**Task to carry out**
Name every city mentioned in the interview excerpt below.
== Excerpt to read
SOUTHWICK: Wonderful. So how did you come to Washington? Did he call you?
ANSTROM: He called me and asked me to come down and see if I’d like to spend just part-time working as his assistant. I was in full-time graduate school at the time, but I commuted back and forth between Princeton and Washington twice a week. After a year he said, “Why don’t you come down and work full-time?” I thought, “What a great insight into Washington in terms of working with someone like him on issues that I care a lot about.” Again I had this notion, “Should I go back to graduate school after a couple of years?” But I never made it back.
SOUTHWICK: There’s still a chance.
ANSTROM: I couldn’t get accepted now. I look at our children, and I’m glad I’m not competing against them right now. I think it would probably not be a good environment for me to go compete against the new generation of young people in graduate schools.
SOUTHWICK: What was your first job with Dr. Flemming?
ANSTROM: My first job was to work as his assistant in his role as U.S. Commissioner on Aging which had responsibility for leading really the establishment of a whole set of new social programs designed to focus on lower income, older Americans that grew out of legislation that was passed in the early 1970’s. It was a time in which America was sort of discovering the idea that our population was aging and that there were a number of people who were struggling in terms of income and nutrition and other areas. The fellow you had an association with, Senator Kennedy, was very much involved in the leadership of a number of programs that were authorized, interestingly during the Nixon administration. One of the things people forget is that the Nixon administration, on domestic policy, was actually, if not liberal, at least pretty progressive in terms of their support for a lot of new domestic spending. So it was a time to come in and help work with him on shaping those programs and laying out the rules and how they’d be governed and administered and all that. It was a very exciting time.
SOUTHWICK: Was this a permanent agency or something set up for a brief period of time?
ANSTROM: Yes, it was a permanent agency. It still exists. It’s now called the Administration on Aging, which is part of what’s now the Department of Health and Human Services, but at the time was the Department of Health, Education, and Welfare. He was a presidential appointee, confirmed by the Senate in that position in terms of administering those programs – interesting, in terms of having been the Secretary of HEW and then coming back in in a sub-cabinet post in HEW. But again, he was very committed to public service and an opportunity to really get these programs off the ground and get them shaped. About that same time, he also became the chairman of the U.S. Commission on Civil Rights. While I never worked directly for him in that post, because of my relationship as his executive assistant, I got some real exposure into the civil rights issues he was dealing with. In particular, I can remember going up to Boston for a series of hearings the Commission on Civil Rights was holding in the early 1970’s on school desegregation, feeling the tension in that community. I went into the Federal Building escorted by federal marshals with Dr. Flemming and others because of the tensions in Boston around bussing at that time.
SOUTHWICK: And you were still in your early 20’s right?
ANSTROM: Very early 20’s, right. So I had the privilege of working with Dr. Flemming through 1976, and then Jimmy Carter was elected president with a pledge to reorganize the federal government. They went about setting up a team in what’s known as the Office of Management and Budget out of the White House to look at how to redeem a number of the promises “candidate Carter” had made, among them creating a Department of Education, taking the “E” out of HEW. So they looked for people who had been working in the government who knew something about how the government operated and could be part of this team. I somehow got identified and was recruited to go work on that team at OMB for two years. I primarily worked on the creation of the Department of Education both in the development of the plan and then lobbying it with the Congress. It was quite an extraordinary political experience.
====
== Source excerpt
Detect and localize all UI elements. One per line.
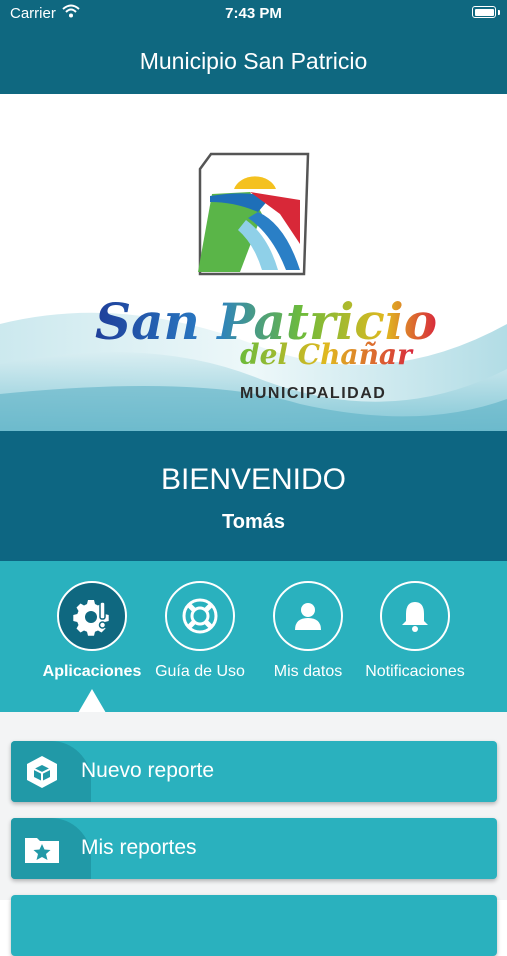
====
**Result of this exercise**
Washington, Princeton, Boston